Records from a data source
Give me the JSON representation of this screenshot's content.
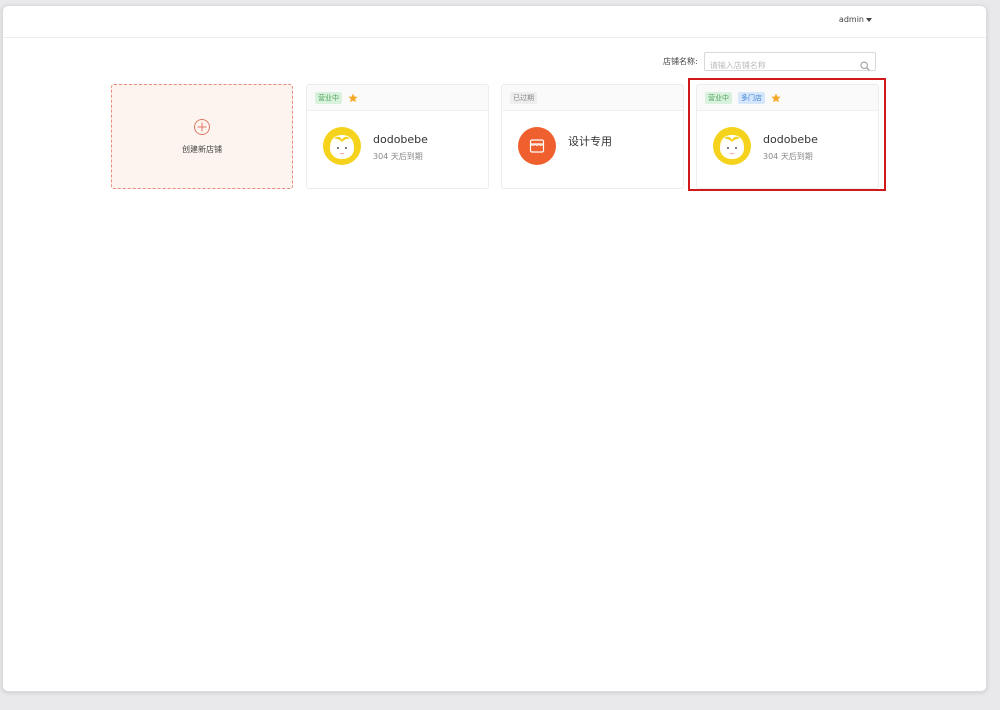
{
  "header": {
    "user": "admin"
  },
  "search": {
    "label": "店铺名称:",
    "placeholder": "请输入店铺名称"
  },
  "create_card": {
    "label": "创建新店铺"
  },
  "stores": [
    {
      "tags": [
        "营业中"
      ],
      "starred": true,
      "name": "dodobebe",
      "expire": "304 天后到期",
      "avatar": "baby-face-icon"
    },
    {
      "tags": [
        "已过期"
      ],
      "starred": false,
      "name": "设计专用",
      "expire": "",
      "avatar": "store-icon"
    },
    {
      "tags": [
        "营业中",
        "多门店"
      ],
      "starred": true,
      "name": "dodobebe",
      "expire": "304 天后到期",
      "avatar": "baby-face-icon"
    }
  ],
  "colors": {
    "accent_orange": "#f0602e",
    "avatar_yellow": "#f5d21b",
    "star": "#f5a623",
    "highlight": "#d1191b"
  }
}
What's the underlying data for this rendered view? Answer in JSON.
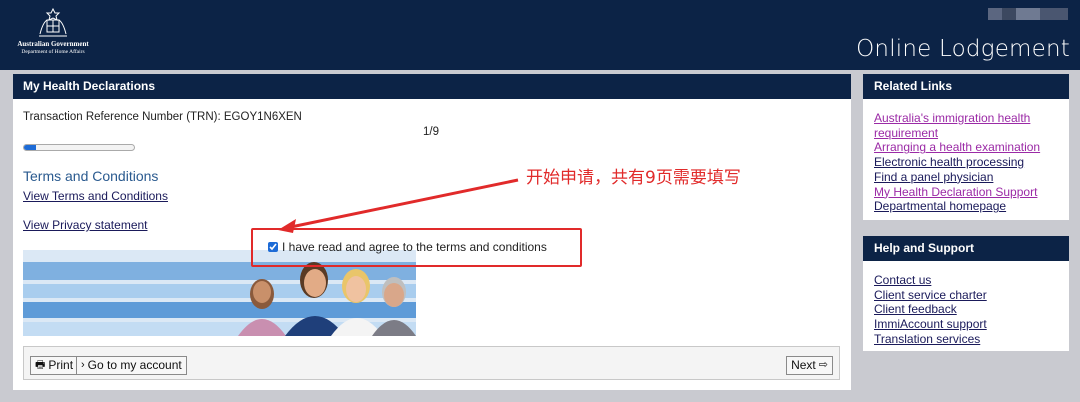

§ **Work instructions**
Omit the pictures and restate the rest of the records verbatim.

§ **Result below**
Give me the JSON representation of this screenshot's content.
{
  "header": {
    "user": "admin"
  },
  "search": {
    "label": "店铺名称:",
    "placeholder": "请输入店铺名称"
  },
  "create_card": {
    "label": "创建新店铺"
  },
  "stores": [
    {
      "tags": [
        "营业中"
      ],
      "starred": true,
      "name": "dodobebe",
      "expire": "304 天后到期",
      "avatar": "baby-face-icon"
    },
    {
      "tags": [
        "已过期"
      ],
      "starred": false,
      "name": "设计专用",
      "expire": "",
      "avatar": "store-icon"
    },
    {
      "tags": [
        "营业中",
        "多门店"
      ],
      "starred": true,
      "name": "dodobebe",
      "expire": "304 天后到期",
      "avatar": "baby-face-icon"
    }
  ],
  "colors": {
    "accent_orange": "#f0602e",
    "avatar_yellow": "#f5d21b",
    "star": "#f5a623",
    "highlight": "#d1191b"
  }
}
What's the underlying data for this rendered view? Answer in JSON.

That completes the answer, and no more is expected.